[Saved data entries]
┏━━

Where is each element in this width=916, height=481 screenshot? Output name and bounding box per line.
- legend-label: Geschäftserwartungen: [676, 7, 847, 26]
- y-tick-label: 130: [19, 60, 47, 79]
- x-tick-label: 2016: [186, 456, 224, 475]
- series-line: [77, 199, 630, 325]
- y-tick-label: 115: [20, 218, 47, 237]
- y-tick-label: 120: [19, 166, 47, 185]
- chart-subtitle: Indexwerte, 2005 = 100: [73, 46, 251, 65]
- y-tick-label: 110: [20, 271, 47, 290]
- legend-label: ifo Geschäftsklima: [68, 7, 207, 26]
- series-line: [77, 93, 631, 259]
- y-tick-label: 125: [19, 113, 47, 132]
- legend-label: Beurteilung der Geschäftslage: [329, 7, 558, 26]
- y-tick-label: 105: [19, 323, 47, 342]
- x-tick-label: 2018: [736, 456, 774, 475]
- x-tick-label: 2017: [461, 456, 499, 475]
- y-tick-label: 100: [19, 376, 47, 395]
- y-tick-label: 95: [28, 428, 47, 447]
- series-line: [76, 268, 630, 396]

┗━━

▶ [What you will do]
Reproduce the records above verbatim, line for line, without altering anything.

▶ [Exercise output]
Where is each element in this width=916, height=481 screenshot? Output name and bounding box per line.
- legend-label: Geschäftserwartungen: [676, 7, 847, 26]
- y-tick-label: 130: [19, 60, 47, 79]
- x-tick-label: 2016: [186, 456, 224, 475]
- series-line: [77, 199, 630, 325]
- y-tick-label: 115: [20, 218, 47, 237]
- y-tick-label: 120: [19, 166, 47, 185]
- chart-subtitle: Indexwerte, 2005 = 100: [73, 46, 251, 65]
- y-tick-label: 110: [20, 271, 47, 290]
- legend-label: ifo Geschäftsklima: [68, 7, 207, 26]
- series-line: [77, 93, 631, 259]
- y-tick-label: 125: [19, 113, 47, 132]
- legend-label: Beurteilung der Geschäftslage: [329, 7, 558, 26]
- y-tick-label: 105: [19, 323, 47, 342]
- x-tick-label: 2018: [736, 456, 774, 475]
- x-tick-label: 2017: [461, 456, 499, 475]
- y-tick-label: 100: [19, 376, 47, 395]
- y-tick-label: 95: [28, 428, 47, 447]
- series-line: [76, 268, 630, 396]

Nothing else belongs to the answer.